◆ Goal:
Copy, from the entries below, each line where the word "this" can be found.
[START Raw records]
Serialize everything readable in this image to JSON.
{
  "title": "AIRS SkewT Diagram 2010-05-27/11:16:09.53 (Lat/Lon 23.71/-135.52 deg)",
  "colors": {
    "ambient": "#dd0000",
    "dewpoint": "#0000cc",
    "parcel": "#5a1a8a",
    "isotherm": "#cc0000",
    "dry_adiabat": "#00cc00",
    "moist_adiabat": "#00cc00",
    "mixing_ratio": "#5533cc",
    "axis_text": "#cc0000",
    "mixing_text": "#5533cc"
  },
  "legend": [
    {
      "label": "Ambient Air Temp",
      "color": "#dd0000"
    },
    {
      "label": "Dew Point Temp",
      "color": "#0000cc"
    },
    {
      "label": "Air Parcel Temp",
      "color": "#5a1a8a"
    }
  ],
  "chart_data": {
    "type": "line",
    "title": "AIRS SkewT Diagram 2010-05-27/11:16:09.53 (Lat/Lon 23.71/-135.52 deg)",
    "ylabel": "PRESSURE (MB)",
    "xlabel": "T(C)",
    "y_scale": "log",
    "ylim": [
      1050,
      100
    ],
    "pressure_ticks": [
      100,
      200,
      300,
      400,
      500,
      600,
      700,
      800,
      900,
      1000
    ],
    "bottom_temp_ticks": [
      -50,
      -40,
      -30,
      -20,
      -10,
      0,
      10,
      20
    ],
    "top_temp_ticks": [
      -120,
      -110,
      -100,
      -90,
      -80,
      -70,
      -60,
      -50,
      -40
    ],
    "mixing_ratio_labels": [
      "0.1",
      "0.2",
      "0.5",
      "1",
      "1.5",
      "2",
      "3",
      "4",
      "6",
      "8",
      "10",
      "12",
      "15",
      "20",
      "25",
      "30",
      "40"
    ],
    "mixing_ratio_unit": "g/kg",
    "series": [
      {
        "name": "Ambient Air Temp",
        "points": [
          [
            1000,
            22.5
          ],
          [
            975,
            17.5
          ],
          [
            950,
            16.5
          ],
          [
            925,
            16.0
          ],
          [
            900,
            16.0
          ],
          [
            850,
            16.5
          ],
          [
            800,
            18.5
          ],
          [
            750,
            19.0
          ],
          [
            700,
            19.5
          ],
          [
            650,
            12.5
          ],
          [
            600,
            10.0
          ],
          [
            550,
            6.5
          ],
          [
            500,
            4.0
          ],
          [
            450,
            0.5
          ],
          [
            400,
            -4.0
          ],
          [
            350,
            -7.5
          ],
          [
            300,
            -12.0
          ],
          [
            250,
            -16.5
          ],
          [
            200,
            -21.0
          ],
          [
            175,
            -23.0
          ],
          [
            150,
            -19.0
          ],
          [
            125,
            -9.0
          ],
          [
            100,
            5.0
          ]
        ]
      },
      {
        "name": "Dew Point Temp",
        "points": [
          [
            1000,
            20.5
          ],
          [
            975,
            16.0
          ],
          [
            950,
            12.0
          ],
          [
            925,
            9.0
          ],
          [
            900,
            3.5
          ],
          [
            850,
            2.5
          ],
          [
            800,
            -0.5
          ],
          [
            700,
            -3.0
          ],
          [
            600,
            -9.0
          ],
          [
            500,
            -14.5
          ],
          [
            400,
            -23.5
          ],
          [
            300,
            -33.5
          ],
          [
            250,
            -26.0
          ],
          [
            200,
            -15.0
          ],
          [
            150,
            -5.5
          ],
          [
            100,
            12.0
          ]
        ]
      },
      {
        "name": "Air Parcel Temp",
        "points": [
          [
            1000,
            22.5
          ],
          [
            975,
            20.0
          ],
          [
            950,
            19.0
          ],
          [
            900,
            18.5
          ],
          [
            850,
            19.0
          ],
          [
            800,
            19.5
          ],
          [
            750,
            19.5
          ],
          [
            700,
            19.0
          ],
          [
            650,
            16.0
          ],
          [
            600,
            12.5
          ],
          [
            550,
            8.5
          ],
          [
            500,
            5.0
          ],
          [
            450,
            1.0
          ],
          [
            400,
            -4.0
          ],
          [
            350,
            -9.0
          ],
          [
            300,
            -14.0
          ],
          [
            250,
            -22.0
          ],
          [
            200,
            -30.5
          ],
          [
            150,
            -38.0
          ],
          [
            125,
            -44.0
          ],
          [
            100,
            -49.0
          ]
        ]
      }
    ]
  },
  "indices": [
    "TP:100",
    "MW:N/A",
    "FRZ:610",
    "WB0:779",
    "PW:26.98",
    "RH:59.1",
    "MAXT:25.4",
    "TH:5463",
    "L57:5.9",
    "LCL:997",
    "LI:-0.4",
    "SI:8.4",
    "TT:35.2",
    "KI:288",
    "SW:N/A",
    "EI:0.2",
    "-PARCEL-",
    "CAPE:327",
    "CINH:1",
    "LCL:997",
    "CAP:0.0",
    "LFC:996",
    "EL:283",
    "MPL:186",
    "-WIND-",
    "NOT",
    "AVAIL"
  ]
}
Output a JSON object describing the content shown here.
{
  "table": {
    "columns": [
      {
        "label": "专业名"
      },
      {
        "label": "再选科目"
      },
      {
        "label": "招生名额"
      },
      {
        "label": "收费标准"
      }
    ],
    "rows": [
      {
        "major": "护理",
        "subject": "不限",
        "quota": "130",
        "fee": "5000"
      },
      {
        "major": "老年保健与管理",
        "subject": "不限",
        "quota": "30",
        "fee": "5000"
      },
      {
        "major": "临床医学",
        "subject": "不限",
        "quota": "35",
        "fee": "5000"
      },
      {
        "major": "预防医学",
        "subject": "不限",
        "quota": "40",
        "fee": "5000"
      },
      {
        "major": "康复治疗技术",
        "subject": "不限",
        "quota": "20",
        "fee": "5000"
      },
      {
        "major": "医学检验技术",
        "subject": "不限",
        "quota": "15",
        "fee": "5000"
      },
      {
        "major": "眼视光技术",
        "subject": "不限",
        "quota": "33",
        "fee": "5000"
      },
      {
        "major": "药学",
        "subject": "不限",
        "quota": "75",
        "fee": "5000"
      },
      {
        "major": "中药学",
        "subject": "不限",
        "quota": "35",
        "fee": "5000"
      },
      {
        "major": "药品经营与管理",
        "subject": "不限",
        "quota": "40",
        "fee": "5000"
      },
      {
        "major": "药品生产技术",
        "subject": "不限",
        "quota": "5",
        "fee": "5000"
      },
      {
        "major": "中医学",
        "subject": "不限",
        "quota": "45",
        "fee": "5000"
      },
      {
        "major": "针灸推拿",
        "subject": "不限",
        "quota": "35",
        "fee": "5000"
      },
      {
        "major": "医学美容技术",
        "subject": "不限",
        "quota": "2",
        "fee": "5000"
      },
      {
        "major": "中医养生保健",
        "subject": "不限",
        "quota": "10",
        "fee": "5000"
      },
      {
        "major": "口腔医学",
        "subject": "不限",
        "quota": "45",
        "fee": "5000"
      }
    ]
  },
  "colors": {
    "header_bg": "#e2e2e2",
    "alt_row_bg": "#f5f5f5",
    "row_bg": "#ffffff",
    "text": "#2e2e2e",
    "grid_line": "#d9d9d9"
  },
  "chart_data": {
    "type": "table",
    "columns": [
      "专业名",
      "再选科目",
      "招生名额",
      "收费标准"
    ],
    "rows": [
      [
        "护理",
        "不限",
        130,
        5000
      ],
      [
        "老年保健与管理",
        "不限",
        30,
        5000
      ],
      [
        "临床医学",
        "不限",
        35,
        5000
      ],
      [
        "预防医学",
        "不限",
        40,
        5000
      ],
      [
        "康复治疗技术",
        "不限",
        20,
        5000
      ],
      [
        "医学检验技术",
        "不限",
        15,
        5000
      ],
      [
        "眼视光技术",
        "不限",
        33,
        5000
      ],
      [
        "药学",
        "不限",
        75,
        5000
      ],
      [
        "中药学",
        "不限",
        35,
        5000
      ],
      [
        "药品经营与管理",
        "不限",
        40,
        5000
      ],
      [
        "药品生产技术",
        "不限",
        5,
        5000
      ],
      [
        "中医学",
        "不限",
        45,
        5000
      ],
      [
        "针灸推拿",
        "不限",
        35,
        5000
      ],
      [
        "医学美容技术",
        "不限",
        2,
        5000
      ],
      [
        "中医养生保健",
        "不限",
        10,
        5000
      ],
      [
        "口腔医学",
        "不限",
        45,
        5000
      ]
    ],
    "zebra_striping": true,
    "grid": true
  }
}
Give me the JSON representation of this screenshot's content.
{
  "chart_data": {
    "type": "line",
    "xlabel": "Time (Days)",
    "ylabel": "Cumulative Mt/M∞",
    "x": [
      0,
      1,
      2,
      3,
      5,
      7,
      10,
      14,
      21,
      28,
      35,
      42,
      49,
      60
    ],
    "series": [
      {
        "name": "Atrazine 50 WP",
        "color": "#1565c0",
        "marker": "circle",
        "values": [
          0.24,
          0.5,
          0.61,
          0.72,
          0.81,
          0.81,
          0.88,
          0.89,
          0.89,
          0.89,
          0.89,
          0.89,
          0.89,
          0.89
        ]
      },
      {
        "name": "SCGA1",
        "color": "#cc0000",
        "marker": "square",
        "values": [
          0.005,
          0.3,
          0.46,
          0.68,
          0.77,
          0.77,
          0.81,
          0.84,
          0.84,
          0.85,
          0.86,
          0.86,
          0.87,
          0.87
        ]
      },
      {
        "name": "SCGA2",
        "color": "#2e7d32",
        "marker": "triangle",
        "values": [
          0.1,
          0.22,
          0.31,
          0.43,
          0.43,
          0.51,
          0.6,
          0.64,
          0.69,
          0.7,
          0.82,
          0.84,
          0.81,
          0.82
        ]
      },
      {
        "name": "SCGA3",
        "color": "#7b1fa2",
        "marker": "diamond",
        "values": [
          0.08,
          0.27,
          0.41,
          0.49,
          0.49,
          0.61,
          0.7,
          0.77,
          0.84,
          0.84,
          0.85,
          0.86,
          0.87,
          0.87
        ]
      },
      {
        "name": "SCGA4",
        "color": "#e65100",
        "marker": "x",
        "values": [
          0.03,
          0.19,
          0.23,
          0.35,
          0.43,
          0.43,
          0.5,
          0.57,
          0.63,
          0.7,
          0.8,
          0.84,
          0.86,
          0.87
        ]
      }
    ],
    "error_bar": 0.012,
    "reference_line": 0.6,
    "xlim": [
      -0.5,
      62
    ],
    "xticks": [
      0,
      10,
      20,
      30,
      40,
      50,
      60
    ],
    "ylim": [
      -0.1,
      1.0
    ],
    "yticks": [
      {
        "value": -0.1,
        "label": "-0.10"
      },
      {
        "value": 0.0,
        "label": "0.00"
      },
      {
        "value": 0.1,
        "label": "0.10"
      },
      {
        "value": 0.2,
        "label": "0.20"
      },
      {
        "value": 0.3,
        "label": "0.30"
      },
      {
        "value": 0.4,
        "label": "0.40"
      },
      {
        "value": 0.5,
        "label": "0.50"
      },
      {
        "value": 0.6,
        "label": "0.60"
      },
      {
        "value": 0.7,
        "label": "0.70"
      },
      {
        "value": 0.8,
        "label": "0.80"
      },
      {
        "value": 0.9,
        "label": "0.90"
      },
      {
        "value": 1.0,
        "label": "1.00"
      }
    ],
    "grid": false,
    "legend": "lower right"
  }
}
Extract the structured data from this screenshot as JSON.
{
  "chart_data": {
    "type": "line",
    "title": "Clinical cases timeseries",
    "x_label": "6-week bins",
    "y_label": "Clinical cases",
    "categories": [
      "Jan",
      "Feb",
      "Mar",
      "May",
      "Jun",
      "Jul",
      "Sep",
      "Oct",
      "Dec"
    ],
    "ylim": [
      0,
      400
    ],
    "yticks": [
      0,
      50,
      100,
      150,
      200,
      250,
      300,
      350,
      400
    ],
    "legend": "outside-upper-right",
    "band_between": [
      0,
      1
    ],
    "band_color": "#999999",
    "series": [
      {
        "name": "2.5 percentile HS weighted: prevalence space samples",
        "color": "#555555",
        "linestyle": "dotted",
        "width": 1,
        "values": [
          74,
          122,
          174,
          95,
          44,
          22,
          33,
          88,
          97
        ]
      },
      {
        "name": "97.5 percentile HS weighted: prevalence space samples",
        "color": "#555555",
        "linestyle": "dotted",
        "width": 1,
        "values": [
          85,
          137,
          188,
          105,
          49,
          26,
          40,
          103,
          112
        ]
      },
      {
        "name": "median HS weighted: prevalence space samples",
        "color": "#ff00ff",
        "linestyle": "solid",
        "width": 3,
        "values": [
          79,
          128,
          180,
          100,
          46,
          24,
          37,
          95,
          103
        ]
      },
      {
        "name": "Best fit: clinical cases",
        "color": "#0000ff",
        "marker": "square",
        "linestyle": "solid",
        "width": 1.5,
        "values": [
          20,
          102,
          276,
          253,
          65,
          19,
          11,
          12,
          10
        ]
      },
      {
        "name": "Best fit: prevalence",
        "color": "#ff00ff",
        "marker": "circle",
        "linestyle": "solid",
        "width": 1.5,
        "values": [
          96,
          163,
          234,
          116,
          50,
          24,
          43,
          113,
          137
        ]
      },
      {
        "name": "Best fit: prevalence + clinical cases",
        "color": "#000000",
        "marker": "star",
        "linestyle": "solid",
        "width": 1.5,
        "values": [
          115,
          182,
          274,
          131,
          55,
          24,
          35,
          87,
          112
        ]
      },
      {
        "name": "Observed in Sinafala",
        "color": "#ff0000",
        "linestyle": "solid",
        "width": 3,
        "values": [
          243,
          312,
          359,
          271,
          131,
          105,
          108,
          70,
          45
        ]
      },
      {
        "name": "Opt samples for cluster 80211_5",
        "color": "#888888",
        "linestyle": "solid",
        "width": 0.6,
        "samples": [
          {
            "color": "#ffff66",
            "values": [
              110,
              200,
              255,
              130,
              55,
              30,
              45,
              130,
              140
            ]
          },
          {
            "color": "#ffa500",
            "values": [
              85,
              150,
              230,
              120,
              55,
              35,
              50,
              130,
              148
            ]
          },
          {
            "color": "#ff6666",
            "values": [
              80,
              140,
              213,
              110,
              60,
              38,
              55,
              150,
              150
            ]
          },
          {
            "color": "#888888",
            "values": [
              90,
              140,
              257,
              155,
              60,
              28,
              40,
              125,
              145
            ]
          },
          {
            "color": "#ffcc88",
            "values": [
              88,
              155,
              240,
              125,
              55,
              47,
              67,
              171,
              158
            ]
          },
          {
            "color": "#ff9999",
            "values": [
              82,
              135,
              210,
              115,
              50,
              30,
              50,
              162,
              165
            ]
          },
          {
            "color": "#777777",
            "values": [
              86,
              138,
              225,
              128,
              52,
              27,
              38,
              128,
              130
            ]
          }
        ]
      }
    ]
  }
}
[END Raw records]
◆ Reply to the exercise:
Serialize everything readable in this image to JSON.
Give me the JSON representation of this screenshot's content.
Extract the structured data from this screenshot as JSON.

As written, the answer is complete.